■ Description of the task: Take the data that follows and retype it word for word.

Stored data

· · · · ·

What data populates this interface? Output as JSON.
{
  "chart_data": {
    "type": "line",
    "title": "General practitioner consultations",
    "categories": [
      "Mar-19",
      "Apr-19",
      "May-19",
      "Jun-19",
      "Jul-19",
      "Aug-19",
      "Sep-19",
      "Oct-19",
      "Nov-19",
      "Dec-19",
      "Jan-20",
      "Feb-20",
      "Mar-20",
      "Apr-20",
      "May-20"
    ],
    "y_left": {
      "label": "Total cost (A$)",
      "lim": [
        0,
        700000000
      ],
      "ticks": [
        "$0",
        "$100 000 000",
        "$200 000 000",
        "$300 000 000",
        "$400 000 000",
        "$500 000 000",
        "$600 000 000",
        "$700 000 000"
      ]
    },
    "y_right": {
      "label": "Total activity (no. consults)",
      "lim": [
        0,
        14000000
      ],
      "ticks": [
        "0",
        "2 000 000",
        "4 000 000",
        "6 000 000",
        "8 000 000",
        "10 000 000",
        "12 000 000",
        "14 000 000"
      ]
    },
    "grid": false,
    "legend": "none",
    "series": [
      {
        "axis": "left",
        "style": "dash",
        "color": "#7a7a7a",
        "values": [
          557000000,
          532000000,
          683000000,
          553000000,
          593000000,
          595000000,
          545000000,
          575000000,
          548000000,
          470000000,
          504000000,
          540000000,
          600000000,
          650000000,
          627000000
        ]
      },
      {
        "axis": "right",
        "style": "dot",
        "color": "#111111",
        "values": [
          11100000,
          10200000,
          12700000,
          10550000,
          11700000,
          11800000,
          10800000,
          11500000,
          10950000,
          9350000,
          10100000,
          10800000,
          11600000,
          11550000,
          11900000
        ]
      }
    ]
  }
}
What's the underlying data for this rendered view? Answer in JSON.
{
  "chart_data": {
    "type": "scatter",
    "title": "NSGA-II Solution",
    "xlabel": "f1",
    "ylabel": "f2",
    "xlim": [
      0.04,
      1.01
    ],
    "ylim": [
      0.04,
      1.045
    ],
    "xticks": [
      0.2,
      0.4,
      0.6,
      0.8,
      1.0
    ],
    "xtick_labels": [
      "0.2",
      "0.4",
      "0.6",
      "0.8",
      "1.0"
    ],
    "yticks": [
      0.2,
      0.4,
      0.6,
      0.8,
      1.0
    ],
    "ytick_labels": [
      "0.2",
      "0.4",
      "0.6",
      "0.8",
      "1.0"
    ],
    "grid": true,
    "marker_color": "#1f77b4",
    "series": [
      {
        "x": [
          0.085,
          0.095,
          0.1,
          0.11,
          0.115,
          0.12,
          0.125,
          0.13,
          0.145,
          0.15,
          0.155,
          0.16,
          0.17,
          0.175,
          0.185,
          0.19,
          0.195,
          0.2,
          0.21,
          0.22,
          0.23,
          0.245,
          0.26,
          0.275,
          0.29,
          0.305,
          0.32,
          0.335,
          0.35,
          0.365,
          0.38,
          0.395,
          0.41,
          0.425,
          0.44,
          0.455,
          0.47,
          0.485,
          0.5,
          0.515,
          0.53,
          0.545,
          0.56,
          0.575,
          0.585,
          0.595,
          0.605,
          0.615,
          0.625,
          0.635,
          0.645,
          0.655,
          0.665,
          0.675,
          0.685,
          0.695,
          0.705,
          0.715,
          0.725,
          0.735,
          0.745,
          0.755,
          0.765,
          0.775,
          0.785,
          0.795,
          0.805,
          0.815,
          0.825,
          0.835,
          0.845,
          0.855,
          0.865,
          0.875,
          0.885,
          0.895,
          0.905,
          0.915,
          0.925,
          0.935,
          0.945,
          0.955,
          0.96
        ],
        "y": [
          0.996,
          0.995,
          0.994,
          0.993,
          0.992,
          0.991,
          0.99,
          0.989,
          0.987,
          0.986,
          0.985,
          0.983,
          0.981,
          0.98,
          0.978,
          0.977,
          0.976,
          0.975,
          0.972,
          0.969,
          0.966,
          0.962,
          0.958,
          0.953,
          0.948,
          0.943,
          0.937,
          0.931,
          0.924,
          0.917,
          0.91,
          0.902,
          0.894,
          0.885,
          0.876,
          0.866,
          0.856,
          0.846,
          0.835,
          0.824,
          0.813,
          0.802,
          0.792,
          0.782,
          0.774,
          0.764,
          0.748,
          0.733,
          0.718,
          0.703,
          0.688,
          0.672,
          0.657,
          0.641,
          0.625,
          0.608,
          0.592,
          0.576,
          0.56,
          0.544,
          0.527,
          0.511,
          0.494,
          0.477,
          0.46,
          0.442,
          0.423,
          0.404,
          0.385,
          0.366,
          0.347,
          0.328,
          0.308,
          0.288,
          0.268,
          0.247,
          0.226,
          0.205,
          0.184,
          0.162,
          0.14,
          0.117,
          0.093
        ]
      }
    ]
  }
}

· · · · ·

■ Correct output:
What data populates this interface? Output as JSON.
{
  "chart_data": {
    "type": "line",
    "title": "General practitioner consultations",
    "categories": [
      "Mar-19",
      "Apr-19",
      "May-19",
      "Jun-19",
      "Jul-19",
      "Aug-19",
      "Sep-19",
      "Oct-19",
      "Nov-19",
      "Dec-19",
      "Jan-20",
      "Feb-20",
      "Mar-20",
      "Apr-20",
      "May-20"
    ],
    "y_left": {
      "label": "Total cost (A$)",
      "lim": [
        0,
        700000000
      ],
      "ticks": [
        "$0",
        "$100 000 000",
        "$200 000 000",
        "$300 000 000",
        "$400 000 000",
        "$500 000 000",
        "$600 000 000",
        "$700 000 000"
      ]
    },
    "y_right": {
      "label": "Total activity (no. consults)",
      "lim": [
        0,
        14000000
      ],
      "ticks": [
        "0",
        "2 000 000",
        "4 000 000",
        "6 000 000",
        "8 000 000",
        "10 000 000",
        "12 000 000",
        "14 000 000"
      ]
    },
    "grid": false,
    "legend": "none",
    "series": [
      {
        "axis": "left",
        "style": "dash",
        "color": "#7a7a7a",
        "values": [
          557000000,
          532000000,
          683000000,
          553000000,
          593000000,
          595000000,
          545000000,
          575000000,
          548000000,
          470000000,
          504000000,
          540000000,
          600000000,
          650000000,
          627000000
        ]
      },
      {
        "axis": "right",
        "style": "dot",
        "color": "#111111",
        "values": [
          11100000,
          10200000,
          12700000,
          10550000,
          11700000,
          11800000,
          10800000,
          11500000,
          10950000,
          9350000,
          10100000,
          10800000,
          11600000,
          11550000,
          11900000
        ]
      }
    ]
  }
}
What's the underlying data for this rendered view? Answer in JSON.
{
  "chart_data": {
    "type": "scatter",
    "title": "NSGA-II Solution",
    "xlabel": "f1",
    "ylabel": "f2",
    "xlim": [
      0.04,
      1.01
    ],
    "ylim": [
      0.04,
      1.045
    ],
    "xticks": [
      0.2,
      0.4,
      0.6,
      0.8,
      1.0
    ],
    "xtick_labels": [
      "0.2",
      "0.4",
      "0.6",
      "0.8",
      "1.0"
    ],
    "yticks": [
      0.2,
      0.4,
      0.6,
      0.8,
      1.0
    ],
    "ytick_labels": [
      "0.2",
      "0.4",
      "0.6",
      "0.8",
      "1.0"
    ],
    "grid": true,
    "marker_color": "#1f77b4",
    "series": [
      {
        "x": [
          0.085,
          0.095,
          0.1,
          0.11,
          0.115,
          0.12,
          0.125,
          0.13,
          0.145,
          0.15,
          0.155,
          0.16,
          0.17,
          0.175,
          0.185,
          0.19,
          0.195,
          0.2,
          0.21,
          0.22,
          0.23,
          0.245,
          0.26,
          0.275,
          0.29,
          0.305,
          0.32,
          0.335,
          0.35,
          0.365,
          0.38,
          0.395,
          0.41,
          0.425,
          0.44,
          0.455,
          0.47,
          0.485,
          0.5,
          0.515,
          0.53,
          0.545,
          0.56,
          0.575,
          0.585,
          0.595,
          0.605,
          0.615,
          0.625,
          0.635,
          0.645,
          0.655,
          0.665,
          0.675,
          0.685,
          0.695,
          0.705,
          0.715,
          0.725,
          0.735,
          0.745,
          0.755,
          0.765,
          0.775,
          0.785,
          0.795,
          0.805,
          0.815,
          0.825,
          0.835,
          0.845,
          0.855,
          0.865,
          0.875,
          0.885,
          0.895,
          0.905,
          0.915,
          0.925,
          0.935,
          0.945,
          0.955,
          0.96
        ],
        "y": [
          0.996,
          0.995,
          0.994,
          0.993,
          0.992,
          0.991,
          0.99,
          0.989,
          0.987,
          0.986,
          0.985,
          0.983,
          0.981,
          0.98,
          0.978,
          0.977,
          0.976,
          0.975,
          0.972,
          0.969,
          0.966,
          0.962,
          0.958,
          0.953,
          0.948,
          0.943,
          0.937,
          0.931,
          0.924,
          0.917,
          0.91,
          0.902,
          0.894,
          0.885,
          0.876,
          0.866,
          0.856,
          0.846,
          0.835,
          0.824,
          0.813,
          0.802,
          0.792,
          0.782,
          0.774,
          0.764,
          0.748,
          0.733,
          0.718,
          0.703,
          0.688,
          0.672,
          0.657,
          0.641,
          0.625,
          0.608,
          0.592,
          0.576,
          0.56,
          0.544,
          0.527,
          0.511,
          0.494,
          0.477,
          0.46,
          0.442,
          0.423,
          0.404,
          0.385,
          0.366,
          0.347,
          0.328,
          0.308,
          0.288,
          0.268,
          0.247,
          0.226,
          0.205,
          0.184,
          0.162,
          0.14,
          0.117,
          0.093
        ]
      }
    ]
  }
}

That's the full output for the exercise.